» **PROBLEM DETAILS**
Below are some entries. Work out how many of their lines hold the word "Sayısı", and write that number alone.

────────────────

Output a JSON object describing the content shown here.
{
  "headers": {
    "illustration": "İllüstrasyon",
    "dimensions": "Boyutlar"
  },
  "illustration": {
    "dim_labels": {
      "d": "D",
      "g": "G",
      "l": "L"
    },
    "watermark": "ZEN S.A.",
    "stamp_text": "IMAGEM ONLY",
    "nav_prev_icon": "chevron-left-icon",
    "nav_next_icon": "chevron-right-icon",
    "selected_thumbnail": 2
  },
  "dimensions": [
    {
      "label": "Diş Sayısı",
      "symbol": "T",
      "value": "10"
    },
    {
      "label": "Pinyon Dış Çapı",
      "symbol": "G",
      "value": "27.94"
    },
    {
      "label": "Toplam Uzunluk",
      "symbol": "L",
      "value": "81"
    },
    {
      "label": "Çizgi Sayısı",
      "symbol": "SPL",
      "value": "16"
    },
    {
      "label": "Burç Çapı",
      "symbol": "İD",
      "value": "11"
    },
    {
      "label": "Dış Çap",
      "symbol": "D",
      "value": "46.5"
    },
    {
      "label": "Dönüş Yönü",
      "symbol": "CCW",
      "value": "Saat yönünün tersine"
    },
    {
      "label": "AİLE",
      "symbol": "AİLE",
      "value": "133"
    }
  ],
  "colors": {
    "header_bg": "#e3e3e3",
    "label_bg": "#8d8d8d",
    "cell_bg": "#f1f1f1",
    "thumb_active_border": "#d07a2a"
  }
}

────────────────

» **THE REPLY**
2